Dataset records:

★ ★ ★ ★

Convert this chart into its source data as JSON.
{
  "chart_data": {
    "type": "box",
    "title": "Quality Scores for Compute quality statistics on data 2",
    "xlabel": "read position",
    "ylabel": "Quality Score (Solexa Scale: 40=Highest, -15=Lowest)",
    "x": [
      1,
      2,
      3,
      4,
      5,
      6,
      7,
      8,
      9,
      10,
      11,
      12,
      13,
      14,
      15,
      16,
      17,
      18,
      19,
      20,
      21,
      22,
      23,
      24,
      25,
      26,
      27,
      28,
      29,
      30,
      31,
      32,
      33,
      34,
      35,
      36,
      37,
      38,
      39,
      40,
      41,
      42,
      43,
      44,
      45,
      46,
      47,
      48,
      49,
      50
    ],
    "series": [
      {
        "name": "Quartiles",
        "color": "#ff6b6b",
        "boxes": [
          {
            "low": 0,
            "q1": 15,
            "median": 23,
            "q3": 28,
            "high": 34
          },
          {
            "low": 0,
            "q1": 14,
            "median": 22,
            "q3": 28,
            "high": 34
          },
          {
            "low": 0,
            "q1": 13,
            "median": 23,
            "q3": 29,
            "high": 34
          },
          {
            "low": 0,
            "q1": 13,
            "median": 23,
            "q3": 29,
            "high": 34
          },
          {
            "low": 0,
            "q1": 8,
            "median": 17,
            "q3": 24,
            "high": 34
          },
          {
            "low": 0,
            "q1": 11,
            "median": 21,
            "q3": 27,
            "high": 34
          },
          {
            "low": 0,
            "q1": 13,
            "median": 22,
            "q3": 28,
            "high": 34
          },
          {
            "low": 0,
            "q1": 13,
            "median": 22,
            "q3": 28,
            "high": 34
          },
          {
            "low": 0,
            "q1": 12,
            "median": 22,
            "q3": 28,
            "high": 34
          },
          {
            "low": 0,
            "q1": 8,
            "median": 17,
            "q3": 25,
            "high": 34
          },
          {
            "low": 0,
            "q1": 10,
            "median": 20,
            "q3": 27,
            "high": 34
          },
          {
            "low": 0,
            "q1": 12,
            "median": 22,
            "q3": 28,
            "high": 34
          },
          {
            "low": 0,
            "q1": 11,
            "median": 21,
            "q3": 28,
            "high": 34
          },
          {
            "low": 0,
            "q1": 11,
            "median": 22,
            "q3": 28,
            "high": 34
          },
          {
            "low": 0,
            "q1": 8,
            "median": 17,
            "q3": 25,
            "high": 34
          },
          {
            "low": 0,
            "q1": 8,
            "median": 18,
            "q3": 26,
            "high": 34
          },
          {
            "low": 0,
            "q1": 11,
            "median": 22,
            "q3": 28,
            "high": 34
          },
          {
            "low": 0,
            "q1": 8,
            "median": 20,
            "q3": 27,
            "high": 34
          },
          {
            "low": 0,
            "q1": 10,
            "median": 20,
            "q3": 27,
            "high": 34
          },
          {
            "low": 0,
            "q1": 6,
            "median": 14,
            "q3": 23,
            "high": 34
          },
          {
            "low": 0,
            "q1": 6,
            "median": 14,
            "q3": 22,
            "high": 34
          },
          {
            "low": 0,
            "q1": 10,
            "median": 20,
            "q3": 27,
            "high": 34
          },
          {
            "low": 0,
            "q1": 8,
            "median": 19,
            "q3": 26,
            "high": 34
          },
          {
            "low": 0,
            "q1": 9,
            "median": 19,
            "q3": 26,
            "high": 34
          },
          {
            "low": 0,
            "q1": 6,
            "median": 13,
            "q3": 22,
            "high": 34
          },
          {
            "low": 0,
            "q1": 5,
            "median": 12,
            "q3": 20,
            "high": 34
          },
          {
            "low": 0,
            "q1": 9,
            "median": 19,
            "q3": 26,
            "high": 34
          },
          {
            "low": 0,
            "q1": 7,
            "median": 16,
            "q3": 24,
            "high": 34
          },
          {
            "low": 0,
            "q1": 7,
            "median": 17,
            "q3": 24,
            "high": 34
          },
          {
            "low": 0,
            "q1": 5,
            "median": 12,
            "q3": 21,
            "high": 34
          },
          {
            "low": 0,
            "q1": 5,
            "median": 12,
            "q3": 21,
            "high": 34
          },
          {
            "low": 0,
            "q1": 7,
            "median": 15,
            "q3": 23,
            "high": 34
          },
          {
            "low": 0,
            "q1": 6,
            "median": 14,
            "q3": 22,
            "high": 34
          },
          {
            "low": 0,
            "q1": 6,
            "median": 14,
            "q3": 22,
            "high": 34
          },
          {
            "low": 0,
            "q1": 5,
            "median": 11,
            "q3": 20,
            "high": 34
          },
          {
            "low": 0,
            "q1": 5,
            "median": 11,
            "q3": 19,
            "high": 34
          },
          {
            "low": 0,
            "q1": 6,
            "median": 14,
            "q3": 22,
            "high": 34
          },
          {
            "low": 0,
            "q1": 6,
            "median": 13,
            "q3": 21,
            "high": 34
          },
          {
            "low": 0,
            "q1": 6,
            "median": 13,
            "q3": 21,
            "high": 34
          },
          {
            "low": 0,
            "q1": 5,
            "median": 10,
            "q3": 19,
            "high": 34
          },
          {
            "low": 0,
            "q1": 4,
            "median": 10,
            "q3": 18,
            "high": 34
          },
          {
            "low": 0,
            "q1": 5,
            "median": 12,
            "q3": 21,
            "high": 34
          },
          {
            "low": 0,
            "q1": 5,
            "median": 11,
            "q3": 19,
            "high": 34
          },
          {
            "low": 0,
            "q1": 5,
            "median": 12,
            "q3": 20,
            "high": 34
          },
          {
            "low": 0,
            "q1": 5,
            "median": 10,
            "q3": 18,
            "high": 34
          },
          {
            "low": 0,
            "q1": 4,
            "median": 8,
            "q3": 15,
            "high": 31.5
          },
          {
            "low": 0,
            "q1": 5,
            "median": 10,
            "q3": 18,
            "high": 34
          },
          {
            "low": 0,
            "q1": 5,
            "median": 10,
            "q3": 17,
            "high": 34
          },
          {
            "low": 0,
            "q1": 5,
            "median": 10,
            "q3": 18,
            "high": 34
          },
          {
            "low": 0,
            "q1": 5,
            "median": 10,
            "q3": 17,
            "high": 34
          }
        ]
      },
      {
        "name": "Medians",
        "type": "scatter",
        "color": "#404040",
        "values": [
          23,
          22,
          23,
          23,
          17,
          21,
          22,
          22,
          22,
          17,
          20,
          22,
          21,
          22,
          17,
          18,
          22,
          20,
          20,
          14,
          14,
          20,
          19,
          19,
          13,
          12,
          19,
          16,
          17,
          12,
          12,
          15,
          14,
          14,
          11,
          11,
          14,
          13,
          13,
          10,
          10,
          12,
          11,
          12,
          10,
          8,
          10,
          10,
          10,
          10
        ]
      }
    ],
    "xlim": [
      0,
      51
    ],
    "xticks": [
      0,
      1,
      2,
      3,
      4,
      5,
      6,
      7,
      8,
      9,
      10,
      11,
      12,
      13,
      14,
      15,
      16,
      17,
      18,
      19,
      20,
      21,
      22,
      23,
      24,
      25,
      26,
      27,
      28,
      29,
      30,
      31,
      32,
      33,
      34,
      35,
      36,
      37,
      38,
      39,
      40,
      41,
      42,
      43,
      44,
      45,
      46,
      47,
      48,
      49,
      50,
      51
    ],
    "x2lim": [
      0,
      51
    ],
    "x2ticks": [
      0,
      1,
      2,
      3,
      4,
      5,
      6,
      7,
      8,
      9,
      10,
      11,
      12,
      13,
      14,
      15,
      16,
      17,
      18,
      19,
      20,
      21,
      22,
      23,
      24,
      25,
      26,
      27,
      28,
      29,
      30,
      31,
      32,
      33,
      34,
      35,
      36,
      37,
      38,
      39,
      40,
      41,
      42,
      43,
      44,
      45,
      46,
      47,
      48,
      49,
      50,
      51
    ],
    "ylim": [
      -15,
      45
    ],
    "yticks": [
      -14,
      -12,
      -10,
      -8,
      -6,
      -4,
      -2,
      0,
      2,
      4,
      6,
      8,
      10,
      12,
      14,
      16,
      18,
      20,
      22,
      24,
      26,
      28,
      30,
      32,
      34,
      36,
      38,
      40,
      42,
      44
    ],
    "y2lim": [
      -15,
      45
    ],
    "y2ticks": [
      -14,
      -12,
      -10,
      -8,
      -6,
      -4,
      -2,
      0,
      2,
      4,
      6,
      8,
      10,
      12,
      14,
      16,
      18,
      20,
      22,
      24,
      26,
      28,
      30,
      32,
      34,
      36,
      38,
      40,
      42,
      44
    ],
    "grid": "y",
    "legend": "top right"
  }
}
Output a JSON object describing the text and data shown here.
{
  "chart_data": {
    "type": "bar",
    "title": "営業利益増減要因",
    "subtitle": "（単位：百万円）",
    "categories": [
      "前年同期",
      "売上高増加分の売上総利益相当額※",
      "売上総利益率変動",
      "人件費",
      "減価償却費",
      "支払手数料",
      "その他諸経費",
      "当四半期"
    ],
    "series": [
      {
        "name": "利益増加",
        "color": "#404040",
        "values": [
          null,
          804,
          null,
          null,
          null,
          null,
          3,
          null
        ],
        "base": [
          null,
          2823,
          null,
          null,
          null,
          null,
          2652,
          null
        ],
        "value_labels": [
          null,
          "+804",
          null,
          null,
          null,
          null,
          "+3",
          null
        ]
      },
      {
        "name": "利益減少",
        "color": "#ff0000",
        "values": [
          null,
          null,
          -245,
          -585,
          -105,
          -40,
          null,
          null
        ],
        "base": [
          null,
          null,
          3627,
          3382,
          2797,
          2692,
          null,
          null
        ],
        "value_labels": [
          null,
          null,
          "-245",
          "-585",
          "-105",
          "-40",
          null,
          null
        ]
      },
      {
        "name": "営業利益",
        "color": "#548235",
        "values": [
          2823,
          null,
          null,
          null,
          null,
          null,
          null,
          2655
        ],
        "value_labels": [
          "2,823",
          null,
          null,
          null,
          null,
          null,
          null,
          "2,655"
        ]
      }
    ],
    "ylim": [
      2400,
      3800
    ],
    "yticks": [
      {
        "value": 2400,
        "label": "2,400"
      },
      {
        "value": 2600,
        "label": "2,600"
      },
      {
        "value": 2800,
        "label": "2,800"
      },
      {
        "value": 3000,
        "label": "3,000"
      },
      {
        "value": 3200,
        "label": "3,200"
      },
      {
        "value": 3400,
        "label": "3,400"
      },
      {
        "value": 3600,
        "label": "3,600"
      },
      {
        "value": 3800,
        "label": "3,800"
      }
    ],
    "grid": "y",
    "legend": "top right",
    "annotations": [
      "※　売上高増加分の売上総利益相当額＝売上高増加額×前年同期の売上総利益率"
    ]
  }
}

★ ★ ★ ★

Check each line above for the word "color" and give the number of lines that have it, nothing else.

Result of this exercise
5